What is being asked: Output the data exactly, with every line intact.

Exercise inputs:
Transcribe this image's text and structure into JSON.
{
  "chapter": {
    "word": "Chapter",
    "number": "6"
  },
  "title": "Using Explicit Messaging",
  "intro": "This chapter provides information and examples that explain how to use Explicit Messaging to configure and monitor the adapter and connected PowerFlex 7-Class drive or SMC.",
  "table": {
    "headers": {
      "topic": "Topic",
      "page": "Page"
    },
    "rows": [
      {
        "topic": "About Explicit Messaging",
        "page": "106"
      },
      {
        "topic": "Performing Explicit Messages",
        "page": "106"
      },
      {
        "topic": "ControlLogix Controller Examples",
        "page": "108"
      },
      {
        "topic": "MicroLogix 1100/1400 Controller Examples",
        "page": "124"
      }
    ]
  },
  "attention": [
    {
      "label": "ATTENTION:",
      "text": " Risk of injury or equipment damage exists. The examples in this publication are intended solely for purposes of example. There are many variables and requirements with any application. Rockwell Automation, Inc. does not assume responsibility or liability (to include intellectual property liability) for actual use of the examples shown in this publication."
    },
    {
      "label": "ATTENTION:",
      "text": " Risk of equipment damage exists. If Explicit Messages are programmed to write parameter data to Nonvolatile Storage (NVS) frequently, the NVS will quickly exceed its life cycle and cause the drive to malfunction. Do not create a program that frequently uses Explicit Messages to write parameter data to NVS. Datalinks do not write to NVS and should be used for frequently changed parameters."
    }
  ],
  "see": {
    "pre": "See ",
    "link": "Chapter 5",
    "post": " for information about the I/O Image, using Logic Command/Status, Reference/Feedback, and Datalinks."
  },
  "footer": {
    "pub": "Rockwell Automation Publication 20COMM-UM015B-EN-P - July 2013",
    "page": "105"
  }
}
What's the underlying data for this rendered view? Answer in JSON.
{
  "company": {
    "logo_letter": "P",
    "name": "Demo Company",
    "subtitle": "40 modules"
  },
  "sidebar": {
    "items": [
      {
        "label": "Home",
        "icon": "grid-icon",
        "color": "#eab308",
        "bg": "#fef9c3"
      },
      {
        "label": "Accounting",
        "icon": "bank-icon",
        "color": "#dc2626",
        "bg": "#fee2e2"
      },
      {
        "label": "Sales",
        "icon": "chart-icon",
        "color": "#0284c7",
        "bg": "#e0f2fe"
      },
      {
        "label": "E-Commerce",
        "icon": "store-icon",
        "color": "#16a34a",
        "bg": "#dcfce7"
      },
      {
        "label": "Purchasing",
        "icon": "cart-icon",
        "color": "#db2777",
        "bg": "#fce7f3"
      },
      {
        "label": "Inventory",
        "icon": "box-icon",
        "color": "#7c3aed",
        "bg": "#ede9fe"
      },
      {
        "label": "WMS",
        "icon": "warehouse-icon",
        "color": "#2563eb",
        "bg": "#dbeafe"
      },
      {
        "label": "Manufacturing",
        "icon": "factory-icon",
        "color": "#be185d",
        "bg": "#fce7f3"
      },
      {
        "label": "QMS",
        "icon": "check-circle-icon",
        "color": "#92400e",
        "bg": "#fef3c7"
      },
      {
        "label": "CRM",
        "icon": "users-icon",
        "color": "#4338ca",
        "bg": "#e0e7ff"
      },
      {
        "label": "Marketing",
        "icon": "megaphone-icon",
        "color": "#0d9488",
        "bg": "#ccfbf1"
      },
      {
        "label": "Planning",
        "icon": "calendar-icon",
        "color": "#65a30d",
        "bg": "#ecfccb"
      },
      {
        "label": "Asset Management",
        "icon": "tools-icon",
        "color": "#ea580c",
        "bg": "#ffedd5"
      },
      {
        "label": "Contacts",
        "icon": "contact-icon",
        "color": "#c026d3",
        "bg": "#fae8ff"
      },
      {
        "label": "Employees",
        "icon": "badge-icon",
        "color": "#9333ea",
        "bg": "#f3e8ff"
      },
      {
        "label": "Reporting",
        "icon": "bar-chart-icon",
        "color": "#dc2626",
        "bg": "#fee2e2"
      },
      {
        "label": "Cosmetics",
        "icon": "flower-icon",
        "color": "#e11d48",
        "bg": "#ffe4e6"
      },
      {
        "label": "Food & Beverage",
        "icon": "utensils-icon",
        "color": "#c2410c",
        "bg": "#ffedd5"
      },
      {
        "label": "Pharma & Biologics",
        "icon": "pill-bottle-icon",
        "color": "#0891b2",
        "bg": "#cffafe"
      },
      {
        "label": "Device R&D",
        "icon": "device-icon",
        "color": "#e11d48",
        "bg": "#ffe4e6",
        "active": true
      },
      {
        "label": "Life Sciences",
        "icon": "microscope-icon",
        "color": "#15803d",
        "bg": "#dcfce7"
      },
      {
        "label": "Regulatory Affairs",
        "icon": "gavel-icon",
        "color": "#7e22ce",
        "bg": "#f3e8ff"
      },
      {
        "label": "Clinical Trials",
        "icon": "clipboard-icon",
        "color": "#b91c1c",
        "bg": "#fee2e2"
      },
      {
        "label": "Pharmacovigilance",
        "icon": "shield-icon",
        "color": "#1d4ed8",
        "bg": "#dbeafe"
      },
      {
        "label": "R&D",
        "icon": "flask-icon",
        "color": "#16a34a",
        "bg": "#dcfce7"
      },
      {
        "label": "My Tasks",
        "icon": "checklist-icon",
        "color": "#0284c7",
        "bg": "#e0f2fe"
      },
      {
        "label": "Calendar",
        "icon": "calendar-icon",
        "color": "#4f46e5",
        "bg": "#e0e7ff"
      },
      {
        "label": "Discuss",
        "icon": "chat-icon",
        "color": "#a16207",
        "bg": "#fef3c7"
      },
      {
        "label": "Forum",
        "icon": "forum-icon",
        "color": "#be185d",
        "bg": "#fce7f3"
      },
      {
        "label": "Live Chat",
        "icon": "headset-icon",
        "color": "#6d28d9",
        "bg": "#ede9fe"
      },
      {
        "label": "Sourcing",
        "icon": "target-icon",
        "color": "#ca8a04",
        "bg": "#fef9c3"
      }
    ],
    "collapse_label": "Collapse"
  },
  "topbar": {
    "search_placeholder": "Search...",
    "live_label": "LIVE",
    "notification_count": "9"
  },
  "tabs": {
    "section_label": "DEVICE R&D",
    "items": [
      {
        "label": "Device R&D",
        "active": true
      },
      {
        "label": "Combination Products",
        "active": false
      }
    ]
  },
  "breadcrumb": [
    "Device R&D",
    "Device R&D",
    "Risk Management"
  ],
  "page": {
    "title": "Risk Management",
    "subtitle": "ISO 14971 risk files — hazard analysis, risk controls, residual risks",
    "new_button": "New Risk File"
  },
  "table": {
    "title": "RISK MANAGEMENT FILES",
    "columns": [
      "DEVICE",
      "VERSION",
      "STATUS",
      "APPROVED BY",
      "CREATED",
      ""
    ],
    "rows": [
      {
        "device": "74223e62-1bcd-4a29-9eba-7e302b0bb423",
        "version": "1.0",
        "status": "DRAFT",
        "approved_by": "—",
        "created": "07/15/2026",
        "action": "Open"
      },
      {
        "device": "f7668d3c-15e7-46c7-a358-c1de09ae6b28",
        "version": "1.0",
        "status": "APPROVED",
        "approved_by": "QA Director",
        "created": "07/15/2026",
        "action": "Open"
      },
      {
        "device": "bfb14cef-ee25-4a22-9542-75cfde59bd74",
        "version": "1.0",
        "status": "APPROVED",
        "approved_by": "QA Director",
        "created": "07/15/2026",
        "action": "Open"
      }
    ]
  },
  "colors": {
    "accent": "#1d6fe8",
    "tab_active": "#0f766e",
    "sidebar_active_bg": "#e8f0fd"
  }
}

Exercise answer:
Transcribe this image's text and structure into JSON.
{
  "chapter": {
    "word": "Chapter",
    "number": "6"
  },
  "title": "Using Explicit Messaging",
  "intro": "This chapter provides information and examples that explain how to use Explicit Messaging to configure and monitor the adapter and connected PowerFlex 7-Class drive or SMC.",
  "table": {
    "headers": {
      "topic": "Topic",
      "page": "Page"
    },
    "rows": [
      {
        "topic": "About Explicit Messaging",
        "page": "106"
      },
      {
        "topic": "Performing Explicit Messages",
        "page": "106"
      },
      {
        "topic": "ControlLogix Controller Examples",
        "page": "108"
      },
      {
        "topic": "MicroLogix 1100/1400 Controller Examples",
        "page": "124"
      }
    ]
  },
  "attention": [
    {
      "label": "ATTENTION:",
      "text": " Risk of injury or equipment damage exists. The examples in this publication are intended solely for purposes of example. There are many variables and requirements with any application. Rockwell Automation, Inc. does not assume responsibility or liability (to include intellectual property liability) for actual use of the examples shown in this publication."
    },
    {
      "label": "ATTENTION:",
      "text": " Risk of equipment damage exists. If Explicit Messages are programmed to write parameter data to Nonvolatile Storage (NVS) frequently, the NVS will quickly exceed its life cycle and cause the drive to malfunction. Do not create a program that frequently uses Explicit Messages to write parameter data to NVS. Datalinks do not write to NVS and should be used for frequently changed parameters."
    }
  ],
  "see": {
    "pre": "See ",
    "link": "Chapter 5",
    "post": " for information about the I/O Image, using Logic Command/Status, Reference/Feedback, and Datalinks."
  },
  "footer": {
    "pub": "Rockwell Automation Publication 20COMM-UM015B-EN-P - July 2013",
    "page": "105"
  }
}
What's the underlying data for this rendered view? Answer in JSON.
{
  "company": {
    "logo_letter": "P",
    "name": "Demo Company",
    "subtitle": "40 modules"
  },
  "sidebar": {
    "items": [
      {
        "label": "Home",
        "icon": "grid-icon",
        "color": "#eab308",
        "bg": "#fef9c3"
      },
      {
        "label": "Accounting",
        "icon": "bank-icon",
        "color": "#dc2626",
        "bg": "#fee2e2"
      },
      {
        "label": "Sales",
        "icon": "chart-icon",
        "color": "#0284c7",
        "bg": "#e0f2fe"
      },
      {
        "label": "E-Commerce",
        "icon": "store-icon",
        "color": "#16a34a",
        "bg": "#dcfce7"
      },
      {
        "label": "Purchasing",
        "icon": "cart-icon",
        "color": "#db2777",
        "bg": "#fce7f3"
      },
      {
        "label": "Inventory",
        "icon": "box-icon",
        "color": "#7c3aed",
        "bg": "#ede9fe"
      },
      {
        "label": "WMS",
        "icon": "warehouse-icon",
        "color": "#2563eb",
        "bg": "#dbeafe"
      },
      {
        "label": "Manufacturing",
        "icon": "factory-icon",
        "color": "#be185d",
        "bg": "#fce7f3"
      },
      {
        "label": "QMS",
        "icon": "check-circle-icon",
        "color": "#92400e",
        "bg": "#fef3c7"
      },
      {
        "label": "CRM",
        "icon": "users-icon",
        "color": "#4338ca",
        "bg": "#e0e7ff"
      },
      {
        "label": "Marketing",
        "icon": "megaphone-icon",
        "color": "#0d9488",
        "bg": "#ccfbf1"
      },
      {
        "label": "Planning",
        "icon": "calendar-icon",
        "color": "#65a30d",
        "bg": "#ecfccb"
      },
      {
        "label": "Asset Management",
        "icon": "tools-icon",
        "color": "#ea580c",
        "bg": "#ffedd5"
      },
      {
        "label": "Contacts",
        "icon": "contact-icon",
        "color": "#c026d3",
        "bg": "#fae8ff"
      },
      {
        "label": "Employees",
        "icon": "badge-icon",
        "color": "#9333ea",
        "bg": "#f3e8ff"
      },
      {
        "label": "Reporting",
        "icon": "bar-chart-icon",
        "color": "#dc2626",
        "bg": "#fee2e2"
      },
      {
        "label": "Cosmetics",
        "icon": "flower-icon",
        "color": "#e11d48",
        "bg": "#ffe4e6"
      },
      {
        "label": "Food & Beverage",
        "icon": "utensils-icon",
        "color": "#c2410c",
        "bg": "#ffedd5"
      },
      {
        "label": "Pharma & Biologics",
        "icon": "pill-bottle-icon",
        "color": "#0891b2",
        "bg": "#cffafe"
      },
      {
        "label": "Device R&D",
        "icon": "device-icon",
        "color": "#e11d48",
        "bg": "#ffe4e6",
        "active": true
      },
      {
        "label": "Life Sciences",
        "icon": "microscope-icon",
        "color": "#15803d",
        "bg": "#dcfce7"
      },
      {
        "label": "Regulatory Affairs",
        "icon": "gavel-icon",
        "color": "#7e22ce",
        "bg": "#f3e8ff"
      },
      {
        "label": "Clinical Trials",
        "icon": "clipboard-icon",
        "color": "#b91c1c",
        "bg": "#fee2e2"
      },
      {
        "label": "Pharmacovigilance",
        "icon": "shield-icon",
        "color": "#1d4ed8",
        "bg": "#dbeafe"
      },
      {
        "label": "R&D",
        "icon": "flask-icon",
        "color": "#16a34a",
        "bg": "#dcfce7"
      },
      {
        "label": "My Tasks",
        "icon": "checklist-icon",
        "color": "#0284c7",
        "bg": "#e0f2fe"
      },
      {
        "label": "Calendar",
        "icon": "calendar-icon",
        "color": "#4f46e5",
        "bg": "#e0e7ff"
      },
      {
        "label": "Discuss",
        "icon": "chat-icon",
        "color": "#a16207",
        "bg": "#fef3c7"
      },
      {
        "label": "Forum",
        "icon": "forum-icon",
        "color": "#be185d",
        "bg": "#fce7f3"
      },
      {
        "label": "Live Chat",
        "icon": "headset-icon",
        "color": "#6d28d9",
        "bg": "#ede9fe"
      },
      {
        "label": "Sourcing",
        "icon": "target-icon",
        "color": "#ca8a04",
        "bg": "#fef9c3"
      }
    ],
    "collapse_label": "Collapse"
  },
  "topbar": {
    "search_placeholder": "Search...",
    "live_label": "LIVE",
    "notification_count": "9"
  },
  "tabs": {
    "section_label": "DEVICE R&D",
    "items": [
      {
        "label": "Device R&D",
        "active": true
      },
      {
        "label": "Combination Products",
        "active": false
      }
    ]
  },
  "breadcrumb": [
    "Device R&D",
    "Device R&D",
    "Risk Management"
  ],
  "page": {
    "title": "Risk Management",
    "subtitle": "ISO 14971 risk files — hazard analysis, risk controls, residual risks",
    "new_button": "New Risk File"
  },
  "table": {
    "title": "RISK MANAGEMENT FILES",
    "columns": [
      "DEVICE",
      "VERSION",
      "STATUS",
      "APPROVED BY",
      "CREATED",
      ""
    ],
    "rows": [
      {
        "device": "74223e62-1bcd-4a29-9eba-7e302b0bb423",
        "version": "1.0",
        "status": "DRAFT",
        "approved_by": "—",
        "created": "07/15/2026",
        "action": "Open"
      },
      {
        "device": "f7668d3c-15e7-46c7-a358-c1de09ae6b28",
        "version": "1.0",
        "status": "APPROVED",
        "approved_by": "QA Director",
        "created": "07/15/2026",
        "action": "Open"
      },
      {
        "device": "bfb14cef-ee25-4a22-9542-75cfde59bd74",
        "version": "1.0",
        "status": "APPROVED",
        "approved_by": "QA Director",
        "created": "07/15/2026",
        "action": "Open"
      }
    ]
  },
  "colors": {
    "accent": "#1d6fe8",
    "tab_active": "#0f766e",
    "sidebar_active_bg": "#e8f0fd"
  }
}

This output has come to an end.